Items listed in a dataset
○ ○ ○ ○
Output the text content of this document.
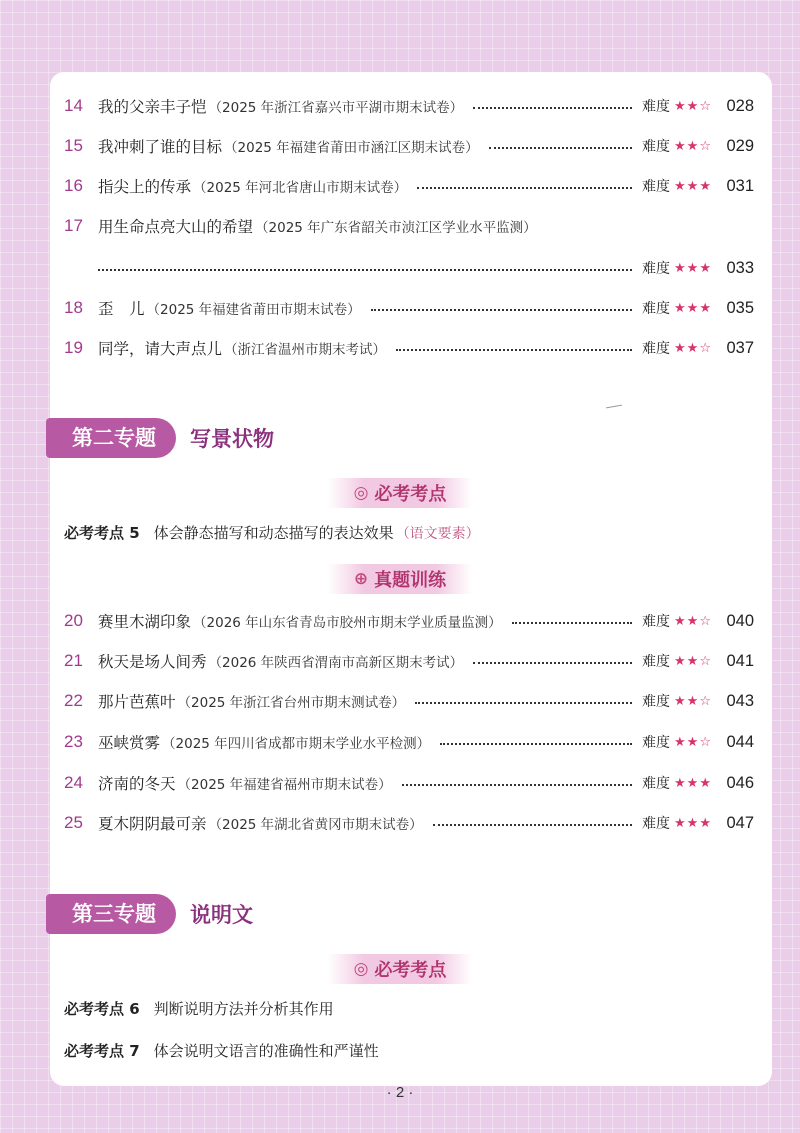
14 我的父亲丰子恺 （2025 年浙江省嘉兴市平湖市期末试卷）	难度 ★★☆ 028
15 我冲刺了谁的目标 （2025 年福建省莆田市涵江区期末试卷）	难度 ★★☆ 029
16 指尖上的传承 （2025 年河北省唐山市期末试卷）	难度 ★★★ 031
17 用生命点亮大山的希望 （2025 年广东省韶关市浈江区学业水平监测）
难度 ★★★ 033
18 歪　儿 （2025 年福建省莆田市期末试卷）	难度 ★★★ 035
19 同学，请大声点儿 （浙江省温州市期末考试）	难度 ★★☆ 037
第二专题	写景状物
◎ 必考考点
必考考点 5 体会静态描写和动态描写的表达效果 （语文要素）
⊕ 真题训练
20 赛里木湖印象 （2026 年山东省青岛市胶州市期末学业质量监测）	难度 ★★☆ 040
21 秋天是场人间秀 （2026 年陕西省渭南市高新区期末考试）	难度 ★★☆ 041
22 那片芭蕉叶 （2025 年浙江省台州市期末测试卷）	难度 ★★☆ 043
23 巫峡赏雾 （2025 年四川省成都市期末学业水平检测）	难度 ★★☆ 044
24 济南的冬天 （2025 年福建省福州市期末试卷）	难度 ★★★ 046
25 夏木阴阴最可亲 （2025 年湖北省黄冈市期末试卷）	难度 ★★★ 047
第三专题	说明文
◎ 必考考点
必考考点 6 判断说明方法并分析其作用
必考考点 7 体会说明文语言的准确性和严谨性
· 2 ·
○ ○ ○ ○
• **PROBLEM REQUIREMENTS**: Exclude the pictures. Write out the remaining data exactly.

• **TASK RESULT**:
Output the text content of this document.
14 我的父亲丰子恺 （2025 年浙江省嘉兴市平湖市期末试卷）	难度 ★★☆ 028
15 我冲刺了谁的目标 （2025 年福建省莆田市涵江区期末试卷）	难度 ★★☆ 029
16 指尖上的传承 （2025 年河北省唐山市期末试卷）	难度 ★★★ 031
17 用生命点亮大山的希望 （2025 年广东省韶关市浈江区学业水平监测）
难度 ★★★ 033
18 歪　儿 （2025 年福建省莆田市期末试卷）	难度 ★★★ 035
19 同学，请大声点儿 （浙江省温州市期末考试）	难度 ★★☆ 037
第二专题	写景状物
◎ 必考考点
必考考点 5 体会静态描写和动态描写的表达效果 （语文要素）
⊕ 真题训练
20 赛里木湖印象 （2026 年山东省青岛市胶州市期末学业质量监测）	难度 ★★☆ 040
21 秋天是场人间秀 （2026 年陕西省渭南市高新区期末考试）	难度 ★★☆ 041
22 那片芭蕉叶 （2025 年浙江省台州市期末测试卷）	难度 ★★☆ 043
23 巫峡赏雾 （2025 年四川省成都市期末学业水平检测）	难度 ★★☆ 044
24 济南的冬天 （2025 年福建省福州市期末试卷）	难度 ★★★ 046
25 夏木阴阴最可亲 （2025 年湖北省黄冈市期末试卷）	难度 ★★★ 047
第三专题	说明文
◎ 必考考点
必考考点 6 判断说明方法并分析其作用
必考考点 7 体会说明文语言的准确性和严谨性
· 2 ·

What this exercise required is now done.